• The request:
Copy each line below exactly and leave the pictures out.

┌──

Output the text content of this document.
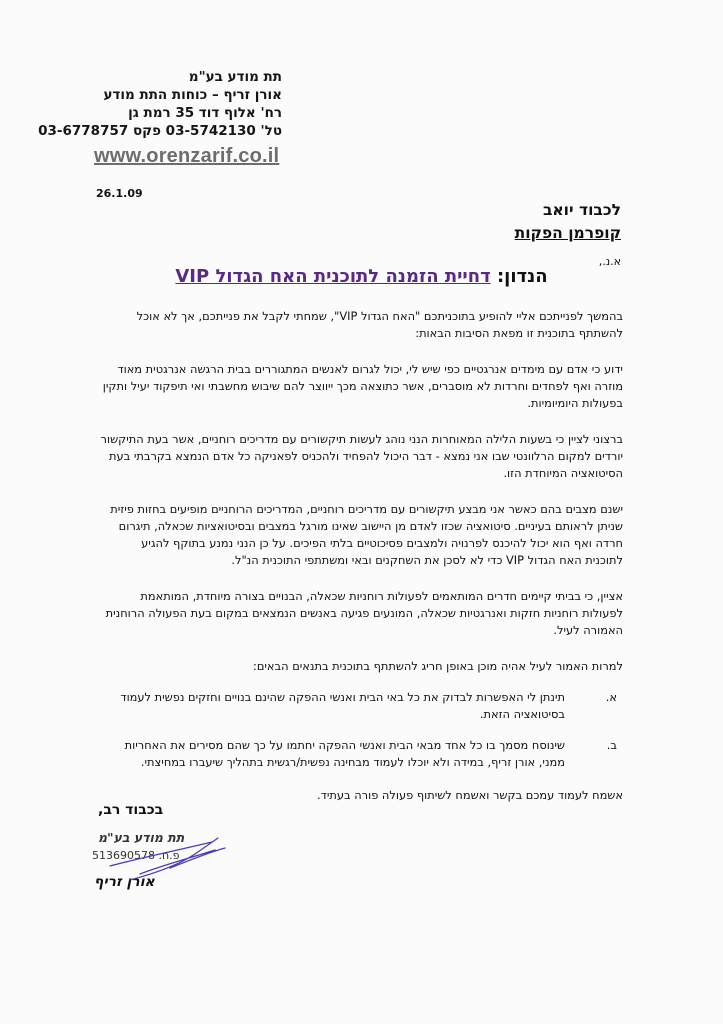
תת מודע בע"מ
אורן זריף – כוחות התת מודע
רח' אלוף דוד 35 רמת גן
טל' 03-5742130 פקס 03-6778757
www.orenzarif.co.il
26.1.09
לכבוד יואב
קופרמן הפקות
א.נ.,
הנדון: דחיית הזמנה לתוכנית האח הגדול VIP

בהמשך לפנייתכם אליי להופיע בתוכניתכם "האח הגדול VIP", שמחתי לקבל את פנייתכם, אך לא אוכל להשתתף בתוכנית זו מפאת הסיבות הבאות:

ידוע כי אדם עם מימדים אנרגטיים כפי שיש לי, יכול לגרום לאנשים המתגוררים בבית הרגשה אנרגטית מאוד מוזרה ואף לפחדים וחרדות לא מוסברים, אשר כתוצאה מכך ייווצר להם שיבוש מחשבתי ואי תיפקוד יעיל ותקין בפעולות היומיומיות.

ברצוני לציין כי בשעות הלילה המאוחרות הנני נוהג לעשות תיקשורים עם מדריכים רוחניים, אשר בעת התיקשור יורדים למקום הרלוונטי שבו אני נמצא - דבר היכול להפחיד ולהכניס לפאניקה כל אדם הנמצא בקרבתי בעת הסיטואציה המיוחדת הזו.

ישנם מצבים בהם כאשר אני מבצע תיקשורים עם מדריכים רוחניים, המדריכים הרוחניים מופיעים בחזות פיזית שניתן לראותם בעיניים. סיטואציה שכזו לאדם מן היישוב שאינו מורגל במצבים ובסיטואציות שכאלה, תיגרום חרדה ואף הוא יכול להיכנס לפרנויה ולמצבים פסיכוטיים בלתי הפיכים. על כן הנני נמנע בתוקף להגיע לתוכנית האח הגדול VIP כדי לא לסכן את השחקנים ובאי ומשתתפי התוכנית הנ"ל.

אציין, כי בביתי קיימים חדרים המותאמים לפעולות רוחניות שכאלה, הבנויים בצורה מיוחדת, המותאמת לפעולות רוחניות חזקות ואנרגטיות שכאלה, המונעים פגיעה באנשים הנמצאים במקום בעת הפעולה הרוחנית האמורה לעיל.

למרות האמור לעיל אהיה מוכן באופן חריג להשתתף בתוכנית בתנאים הבאים:

א.
תינתן לי האפשרות לבדוק את כל באי הבית ואנשי ההפקה שהינם בנויים וחזקים נפשית לעמוד בסיטואציה הזאת.
ב.
שינוסח מסמך בו כל אחד מבאי הבית ואנשי ההפקה יחתמו על כך שהם מסירים את האחריות ממני, אורן זריף, במידה ולא יוכלו לעמוד מבחינה נפשית/רגשית בתהליך שיעברו במחיצתי.

אשמח לעמוד עמכם בקשר ואשמח לשיתוף פעולה פורה בעתיד.

בכבוד רב,
תת מודע בע"מ
513690578 .פ.ח
אורן זריף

└──

• Task solution:
Output the text content of this document.
תת מודע בע"מ
אורן זריף – כוחות התת מודע
רח' אלוף דוד 35 רמת גן
טל' 03-5742130 פקס 03-6778757
www.orenzarif.co.il
26.1.09
לכבוד יואב
קופרמן הפקות
א.נ.,
הנדון: דחיית הזמנה לתוכנית האח הגדול VIP

בהמשך לפנייתכם אליי להופיע בתוכניתכם "האח הגדול VIP", שמחתי לקבל את פנייתכם, אך לא אוכל להשתתף בתוכנית זו מפאת הסיבות הבאות:

ידוע כי אדם עם מימדים אנרגטיים כפי שיש לי, יכול לגרום לאנשים המתגוררים בבית הרגשה אנרגטית מאוד מוזרה ואף לפחדים וחרדות לא מוסברים, אשר כתוצאה מכך ייווצר להם שיבוש מחשבתי ואי תיפקוד יעיל ותקין בפעולות היומיומיות.

ברצוני לציין כי בשעות הלילה המאוחרות הנני נוהג לעשות תיקשורים עם מדריכים רוחניים, אשר בעת התיקשור יורדים למקום הרלוונטי שבו אני נמצא - דבר היכול להפחיד ולהכניס לפאניקה כל אדם הנמצא בקרבתי בעת הסיטואציה המיוחדת הזו.

ישנם מצבים בהם כאשר אני מבצע תיקשורים עם מדריכים רוחניים, המדריכים הרוחניים מופיעים בחזות פיזית שניתן לראותם בעיניים. סיטואציה שכזו לאדם מן היישוב שאינו מורגל במצבים ובסיטואציות שכאלה, תיגרום חרדה ואף הוא יכול להיכנס לפרנויה ולמצבים פסיכוטיים בלתי הפיכים. על כן הנני נמנע בתוקף להגיע לתוכנית האח הגדול VIP כדי לא לסכן את השחקנים ובאי ומשתתפי התוכנית הנ"ל.

אציין, כי בביתי קיימים חדרים המותאמים לפעולות רוחניות שכאלה, הבנויים בצורה מיוחדת, המותאמת לפעולות רוחניות חזקות ואנרגטיות שכאלה, המונעים פגיעה באנשים הנמצאים במקום בעת הפעולה הרוחנית האמורה לעיל.

למרות האמור לעיל אהיה מוכן באופן חריג להשתתף בתוכנית בתנאים הבאים:

א.
תינתן לי האפשרות לבדוק את כל באי הבית ואנשי ההפקה שהינם בנויים וחזקים נפשית לעמוד בסיטואציה הזאת.
ב.
שינוסח מסמך בו כל אחד מבאי הבית ואנשי ההפקה יחתמו על כך שהם מסירים את האחריות ממני, אורן זריף, במידה ולא יוכלו לעמוד מבחינה נפשית/רגשית בתהליך שיעברו במחיצתי.

אשמח לעמוד עמכם בקשר ואשמח לשיתוף פעולה פורה בעתיד.

בכבוד רב,
תת מודע בע"מ
513690578 .פ.ח
אורן זריף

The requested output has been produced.